═══ RECORDS FOR THIS TASK ═══
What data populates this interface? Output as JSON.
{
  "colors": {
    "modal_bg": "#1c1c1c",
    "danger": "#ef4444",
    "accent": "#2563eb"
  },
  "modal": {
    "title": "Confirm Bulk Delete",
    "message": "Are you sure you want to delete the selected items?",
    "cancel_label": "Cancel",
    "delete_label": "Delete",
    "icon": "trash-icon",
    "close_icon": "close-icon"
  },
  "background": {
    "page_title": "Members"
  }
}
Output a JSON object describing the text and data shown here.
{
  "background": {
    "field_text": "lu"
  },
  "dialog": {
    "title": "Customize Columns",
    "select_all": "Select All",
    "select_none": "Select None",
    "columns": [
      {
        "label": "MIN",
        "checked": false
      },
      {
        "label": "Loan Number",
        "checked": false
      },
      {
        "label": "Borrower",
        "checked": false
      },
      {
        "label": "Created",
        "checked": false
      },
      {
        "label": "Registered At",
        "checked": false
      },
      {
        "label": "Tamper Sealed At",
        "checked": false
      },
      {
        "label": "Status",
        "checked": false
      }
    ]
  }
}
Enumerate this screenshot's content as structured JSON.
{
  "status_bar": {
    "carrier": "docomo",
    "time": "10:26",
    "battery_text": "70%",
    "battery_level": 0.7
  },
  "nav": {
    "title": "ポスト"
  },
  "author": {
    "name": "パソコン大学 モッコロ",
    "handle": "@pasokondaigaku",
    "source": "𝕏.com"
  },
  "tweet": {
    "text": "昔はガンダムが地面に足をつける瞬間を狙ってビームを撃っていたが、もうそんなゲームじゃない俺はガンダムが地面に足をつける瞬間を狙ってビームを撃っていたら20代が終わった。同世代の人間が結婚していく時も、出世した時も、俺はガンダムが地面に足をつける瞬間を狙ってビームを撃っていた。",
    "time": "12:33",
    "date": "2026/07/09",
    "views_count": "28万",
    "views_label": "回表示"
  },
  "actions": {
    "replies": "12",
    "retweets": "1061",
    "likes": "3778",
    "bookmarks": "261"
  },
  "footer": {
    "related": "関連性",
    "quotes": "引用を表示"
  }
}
═══
INSTRUCTION
Return exactly the lines from the line bearing "Enumerate this screenshot's" to the end of the records, inclusive of both; include no other lines.

WRITTEN RESPONSE
Enumerate this screenshot's content as structured JSON.
{
  "status_bar": {
    "carrier": "docomo",
    "time": "10:26",
    "battery_text": "70%",
    "battery_level": 0.7
  },
  "nav": {
    "title": "ポスト"
  },
  "author": {
    "name": "パソコン大学 モッコロ",
    "handle": "@pasokondaigaku",
    "source": "𝕏.com"
  },
  "tweet": {
    "text": "昔はガンダムが地面に足をつける瞬間を狙ってビームを撃っていたが、もうそんなゲームじゃない俺はガンダムが地面に足をつける瞬間を狙ってビームを撃っていたら20代が終わった。同世代の人間が結婚していく時も、出世した時も、俺はガンダムが地面に足をつける瞬間を狙ってビームを撃っていた。",
    "time": "12:33",
    "date": "2026/07/09",
    "views_count": "28万",
    "views_label": "回表示"
  },
  "actions": {
    "replies": "12",
    "retweets": "1061",
    "likes": "3778",
    "bookmarks": "261"
  },
  "footer": {
    "related": "関連性",
    "quotes": "引用を表示"
  }
}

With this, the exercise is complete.